• [Excerpted text]
■ ■ ■ ■

Ischemic Heart Disease and Complications of Myocardial Infarction



Ischemic Heart Disease and Complications of Myocardial Infarction


Michael Yeung





Evaluation of Chest Pain Syndrome in the Acute Setting



  • In the acute setting, the rapid detection of new wall motion abnormalities as well as mechanical conditions allows echocardiography to play an integral part in the evaluation of chest pain syndrome. In addition, the screening of other critical mediastinal entities such as aortic dissection, pulmonary embolism, and pericarditis makes echocardiography an essential diagnostic tool in the emergency room.


  • The previously discussed ischemic cascade (see Chapter 6) outlines the progression of reduced coronary flow and the ability of different diagnostic modalities to accurately detect its clinical manifestations. Echocardiography allows for the early detection of impaired myocardial relaxation even prior to the appearance of reduced systolic endocardial thickening.



Infarct can be differentiated from regions of ischemia by areas of akinetic, thinned-out myocardium.



  • Review of the ECG before obtaining the echocardiogram is important in order to localize and correlate the affected area. If the patient has a history of prior infarct, access to a prior echocardiogram is helpful for comparison of regional and overall LV function.

■ ■ ■ ■

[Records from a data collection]

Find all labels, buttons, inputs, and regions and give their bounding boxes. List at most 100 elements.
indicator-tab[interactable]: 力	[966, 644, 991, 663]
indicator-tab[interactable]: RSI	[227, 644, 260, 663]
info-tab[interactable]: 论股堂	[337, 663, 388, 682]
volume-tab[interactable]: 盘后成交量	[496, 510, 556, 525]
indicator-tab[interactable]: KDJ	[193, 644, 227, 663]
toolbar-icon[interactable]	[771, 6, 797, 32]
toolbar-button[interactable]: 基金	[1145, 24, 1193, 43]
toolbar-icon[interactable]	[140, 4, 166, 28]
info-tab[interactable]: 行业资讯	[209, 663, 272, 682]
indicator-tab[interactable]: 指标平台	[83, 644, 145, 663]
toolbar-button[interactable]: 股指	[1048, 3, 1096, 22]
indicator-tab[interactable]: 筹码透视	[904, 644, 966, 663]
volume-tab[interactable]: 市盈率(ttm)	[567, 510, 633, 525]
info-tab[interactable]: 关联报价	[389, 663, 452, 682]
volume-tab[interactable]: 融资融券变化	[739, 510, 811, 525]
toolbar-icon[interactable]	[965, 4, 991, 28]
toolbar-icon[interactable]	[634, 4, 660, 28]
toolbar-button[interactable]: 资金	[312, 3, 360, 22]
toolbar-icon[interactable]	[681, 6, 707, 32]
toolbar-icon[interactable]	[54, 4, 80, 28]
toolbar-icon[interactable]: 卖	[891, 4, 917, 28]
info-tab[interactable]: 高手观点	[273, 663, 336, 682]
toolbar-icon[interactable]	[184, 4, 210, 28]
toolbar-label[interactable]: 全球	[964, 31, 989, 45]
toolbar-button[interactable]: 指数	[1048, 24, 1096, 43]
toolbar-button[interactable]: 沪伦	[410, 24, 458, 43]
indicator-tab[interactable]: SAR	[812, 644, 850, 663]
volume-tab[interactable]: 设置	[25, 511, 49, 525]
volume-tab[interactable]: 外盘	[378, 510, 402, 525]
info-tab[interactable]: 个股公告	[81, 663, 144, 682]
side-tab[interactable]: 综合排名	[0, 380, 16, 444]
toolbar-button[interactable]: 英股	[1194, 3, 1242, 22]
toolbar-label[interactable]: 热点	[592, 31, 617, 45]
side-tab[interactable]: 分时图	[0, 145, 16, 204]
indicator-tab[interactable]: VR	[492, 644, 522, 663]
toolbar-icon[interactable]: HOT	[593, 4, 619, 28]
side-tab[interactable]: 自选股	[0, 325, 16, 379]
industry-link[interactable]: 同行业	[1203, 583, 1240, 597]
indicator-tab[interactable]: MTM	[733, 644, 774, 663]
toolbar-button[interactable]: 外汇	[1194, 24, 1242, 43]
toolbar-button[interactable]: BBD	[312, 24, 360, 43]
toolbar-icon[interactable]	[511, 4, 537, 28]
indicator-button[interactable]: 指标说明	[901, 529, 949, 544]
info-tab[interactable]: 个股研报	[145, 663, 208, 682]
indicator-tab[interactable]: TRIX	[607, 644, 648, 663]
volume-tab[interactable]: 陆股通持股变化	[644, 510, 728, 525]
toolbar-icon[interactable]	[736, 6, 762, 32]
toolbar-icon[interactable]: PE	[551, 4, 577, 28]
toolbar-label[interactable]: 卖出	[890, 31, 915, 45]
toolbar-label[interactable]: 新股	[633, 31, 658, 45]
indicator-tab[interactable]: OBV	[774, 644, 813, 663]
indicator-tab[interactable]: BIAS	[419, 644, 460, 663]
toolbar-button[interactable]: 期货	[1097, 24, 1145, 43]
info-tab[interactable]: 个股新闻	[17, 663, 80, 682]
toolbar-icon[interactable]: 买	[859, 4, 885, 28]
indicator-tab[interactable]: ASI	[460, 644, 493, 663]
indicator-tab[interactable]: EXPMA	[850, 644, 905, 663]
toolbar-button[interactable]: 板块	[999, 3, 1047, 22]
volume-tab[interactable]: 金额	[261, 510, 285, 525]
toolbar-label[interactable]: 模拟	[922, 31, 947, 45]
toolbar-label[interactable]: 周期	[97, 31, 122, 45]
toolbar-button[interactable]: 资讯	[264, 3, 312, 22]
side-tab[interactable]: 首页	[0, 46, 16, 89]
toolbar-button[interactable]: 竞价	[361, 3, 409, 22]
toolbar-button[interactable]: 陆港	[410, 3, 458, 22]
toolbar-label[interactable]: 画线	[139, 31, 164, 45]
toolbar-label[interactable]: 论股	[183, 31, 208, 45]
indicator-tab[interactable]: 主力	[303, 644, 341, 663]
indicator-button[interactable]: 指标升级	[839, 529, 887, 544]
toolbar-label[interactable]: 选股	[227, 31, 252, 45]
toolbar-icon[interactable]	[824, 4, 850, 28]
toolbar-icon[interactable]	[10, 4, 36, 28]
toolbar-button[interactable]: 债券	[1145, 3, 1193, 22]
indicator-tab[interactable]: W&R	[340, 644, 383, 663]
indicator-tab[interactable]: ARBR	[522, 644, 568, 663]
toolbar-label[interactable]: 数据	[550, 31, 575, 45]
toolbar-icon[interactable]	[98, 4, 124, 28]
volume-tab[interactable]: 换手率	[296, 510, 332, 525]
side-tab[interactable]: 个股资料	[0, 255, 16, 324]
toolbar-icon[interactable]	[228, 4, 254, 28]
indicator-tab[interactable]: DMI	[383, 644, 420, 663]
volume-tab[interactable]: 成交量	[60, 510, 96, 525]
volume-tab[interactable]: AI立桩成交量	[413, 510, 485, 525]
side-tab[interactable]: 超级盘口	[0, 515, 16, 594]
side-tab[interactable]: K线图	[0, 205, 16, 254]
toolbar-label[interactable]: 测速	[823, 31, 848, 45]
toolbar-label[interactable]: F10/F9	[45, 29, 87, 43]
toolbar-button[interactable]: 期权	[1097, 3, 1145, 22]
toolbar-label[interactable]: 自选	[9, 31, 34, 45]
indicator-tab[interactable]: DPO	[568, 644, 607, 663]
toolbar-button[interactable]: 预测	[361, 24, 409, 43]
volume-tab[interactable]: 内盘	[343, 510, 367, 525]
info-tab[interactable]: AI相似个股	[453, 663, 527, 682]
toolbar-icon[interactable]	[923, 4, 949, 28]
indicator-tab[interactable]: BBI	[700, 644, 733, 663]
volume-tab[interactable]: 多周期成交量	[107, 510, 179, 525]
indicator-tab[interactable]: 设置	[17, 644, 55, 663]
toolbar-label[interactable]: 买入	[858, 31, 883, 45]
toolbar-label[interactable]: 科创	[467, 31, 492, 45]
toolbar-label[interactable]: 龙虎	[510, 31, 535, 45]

■ ■ ■ ■

• [List of tasks]
1 > Reproduce the passage of the ischemic heart disease text from "Michael Yeung" to "the emergency room.".
2 > Carry on the ischemic heart disease text from the point where it stops.
The listing has nothing to do with what comes next.

• [Your responses]
1 >
Michael Yeung





Evaluation of Chest Pain Syndrome in the Acute Setting



  • In the acute setting, the rapid detection of new wall motion abnormalities as well as mechanical conditions allows echocardiography to play an integral part in the evaluation of chest pain syndrome. In addition, the screening of other critical mediastinal entities such as aortic dissection, pulmonary embolism, and pericarditis makes echocardiography an essential diagnostic tool in the emergency room.

2 >
  • Contrast agents have greatly improved the echocardiographic diagnostic accuracy of MI in the acute setting by enhancing the detection of regional wall motion abnormalities as well as endocardial thickening.


  • For further discussion on coronary anatomy and regional distribution, please refer to Chapter 6.


Mechanical Complications of Acute Myocardial Infarction



  • Recurrent chest pain after MI should prompt suspicion and evaluation of recurrent ischemia, post-MI pericarditis, pericardial effusion, aortic dissection, or left ventricular rupture.


  • Cardiogenic shock after MI can be the result of right ventricular dysfunction, left ventricular dysfunction, acute MR due to papillary muscle rupture and tamponade due to LV rupture. Right-sided dysfunction can be differentiated clinically from left-sided dysfunction by the presence of marked neck vein distension, peripheral edema and the conspicuous absence of pulmonary edema.


  • A new holosystolic murmur after MI suggests either (1) ischemic mitral regurgitation due to papillary muscle dysfunction/rupture, (2) ischemic ventricular septal defect (VSD).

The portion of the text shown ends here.